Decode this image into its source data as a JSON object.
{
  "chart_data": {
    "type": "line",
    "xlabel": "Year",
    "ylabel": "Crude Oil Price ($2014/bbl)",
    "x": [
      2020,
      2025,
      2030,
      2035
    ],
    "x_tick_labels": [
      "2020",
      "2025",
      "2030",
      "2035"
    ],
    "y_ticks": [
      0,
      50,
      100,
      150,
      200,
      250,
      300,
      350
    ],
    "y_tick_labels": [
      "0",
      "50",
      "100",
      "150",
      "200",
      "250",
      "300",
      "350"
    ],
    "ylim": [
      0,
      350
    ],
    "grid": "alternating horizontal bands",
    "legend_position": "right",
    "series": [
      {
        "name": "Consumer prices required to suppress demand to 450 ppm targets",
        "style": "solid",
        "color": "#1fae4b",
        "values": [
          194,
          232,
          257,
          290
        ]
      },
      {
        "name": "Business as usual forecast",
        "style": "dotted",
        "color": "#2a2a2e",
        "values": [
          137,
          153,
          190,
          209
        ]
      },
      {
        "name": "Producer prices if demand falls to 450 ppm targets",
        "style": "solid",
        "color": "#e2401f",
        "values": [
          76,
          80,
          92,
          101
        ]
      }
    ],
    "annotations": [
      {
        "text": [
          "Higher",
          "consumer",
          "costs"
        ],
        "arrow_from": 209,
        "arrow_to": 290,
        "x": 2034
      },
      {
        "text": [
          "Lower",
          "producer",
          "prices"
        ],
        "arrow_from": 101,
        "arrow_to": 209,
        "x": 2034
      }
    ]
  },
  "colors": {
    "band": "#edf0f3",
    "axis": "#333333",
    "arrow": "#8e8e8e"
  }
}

▶ Given request
Among the lines of the material, find those that hold the word "prices" and copy them.

▶ Response to this task
        "name": "Consumer prices required to suppress demand to 450 ppm targets",
        "name": "Producer prices if demand falls to 450 ppm targets",
          "prices"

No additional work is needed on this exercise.